What to do ::
Of the lines in the entries, how many hold the word "INDEX"? Give that number alone.

**** Input data ****

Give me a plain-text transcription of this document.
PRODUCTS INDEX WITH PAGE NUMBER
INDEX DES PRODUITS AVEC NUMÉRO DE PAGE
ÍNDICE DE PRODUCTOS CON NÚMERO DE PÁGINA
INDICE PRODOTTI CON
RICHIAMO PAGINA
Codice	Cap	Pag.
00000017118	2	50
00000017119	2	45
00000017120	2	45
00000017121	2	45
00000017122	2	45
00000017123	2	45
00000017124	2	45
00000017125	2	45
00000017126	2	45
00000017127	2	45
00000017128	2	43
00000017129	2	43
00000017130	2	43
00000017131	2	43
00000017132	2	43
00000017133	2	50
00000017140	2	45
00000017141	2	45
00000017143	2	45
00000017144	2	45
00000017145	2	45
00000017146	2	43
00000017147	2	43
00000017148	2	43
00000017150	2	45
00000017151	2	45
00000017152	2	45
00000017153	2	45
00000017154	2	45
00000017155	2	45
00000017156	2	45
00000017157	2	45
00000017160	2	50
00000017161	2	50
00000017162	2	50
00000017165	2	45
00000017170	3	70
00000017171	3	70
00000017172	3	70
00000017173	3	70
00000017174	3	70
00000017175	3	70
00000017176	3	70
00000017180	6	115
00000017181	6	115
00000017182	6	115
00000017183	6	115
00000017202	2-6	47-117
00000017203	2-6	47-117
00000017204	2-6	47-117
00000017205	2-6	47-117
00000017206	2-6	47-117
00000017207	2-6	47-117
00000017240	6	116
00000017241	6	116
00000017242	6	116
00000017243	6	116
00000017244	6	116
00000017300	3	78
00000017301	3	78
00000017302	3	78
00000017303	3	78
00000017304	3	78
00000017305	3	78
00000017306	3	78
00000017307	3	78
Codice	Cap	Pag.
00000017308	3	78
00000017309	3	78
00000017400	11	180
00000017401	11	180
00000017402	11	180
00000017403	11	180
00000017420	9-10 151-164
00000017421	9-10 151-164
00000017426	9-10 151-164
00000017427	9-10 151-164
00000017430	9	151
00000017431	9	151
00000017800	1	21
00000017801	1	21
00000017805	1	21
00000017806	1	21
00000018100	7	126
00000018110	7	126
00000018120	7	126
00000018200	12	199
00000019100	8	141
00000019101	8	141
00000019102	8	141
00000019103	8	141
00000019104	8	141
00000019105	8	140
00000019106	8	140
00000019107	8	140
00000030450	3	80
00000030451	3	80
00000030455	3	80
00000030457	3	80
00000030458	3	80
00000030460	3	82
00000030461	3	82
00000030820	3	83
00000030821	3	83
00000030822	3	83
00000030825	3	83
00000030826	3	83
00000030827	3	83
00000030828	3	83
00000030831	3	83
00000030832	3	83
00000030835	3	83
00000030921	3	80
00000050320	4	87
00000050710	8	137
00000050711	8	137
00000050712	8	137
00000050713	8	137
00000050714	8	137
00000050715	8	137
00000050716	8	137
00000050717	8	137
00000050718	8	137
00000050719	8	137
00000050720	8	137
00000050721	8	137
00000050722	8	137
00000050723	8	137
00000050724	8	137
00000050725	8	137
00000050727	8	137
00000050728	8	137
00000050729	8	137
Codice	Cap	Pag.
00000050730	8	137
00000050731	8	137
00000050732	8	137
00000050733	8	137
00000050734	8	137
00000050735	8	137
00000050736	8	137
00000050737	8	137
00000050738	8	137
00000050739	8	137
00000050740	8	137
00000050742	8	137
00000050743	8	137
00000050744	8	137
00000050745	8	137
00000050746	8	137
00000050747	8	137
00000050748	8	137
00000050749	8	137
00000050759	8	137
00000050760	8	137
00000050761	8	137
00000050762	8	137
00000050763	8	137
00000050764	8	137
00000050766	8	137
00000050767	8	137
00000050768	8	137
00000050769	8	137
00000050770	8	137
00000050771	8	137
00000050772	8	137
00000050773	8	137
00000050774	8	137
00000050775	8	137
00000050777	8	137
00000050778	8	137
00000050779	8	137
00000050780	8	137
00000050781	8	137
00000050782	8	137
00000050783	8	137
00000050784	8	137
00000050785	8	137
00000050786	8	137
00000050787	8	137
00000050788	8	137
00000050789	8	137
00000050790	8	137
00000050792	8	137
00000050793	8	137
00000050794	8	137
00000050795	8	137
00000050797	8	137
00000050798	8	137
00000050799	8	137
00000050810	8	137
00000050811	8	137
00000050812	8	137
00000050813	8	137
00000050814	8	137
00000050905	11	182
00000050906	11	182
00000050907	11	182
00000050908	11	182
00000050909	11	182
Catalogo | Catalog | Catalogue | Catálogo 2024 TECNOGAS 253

****

Written answer ::
2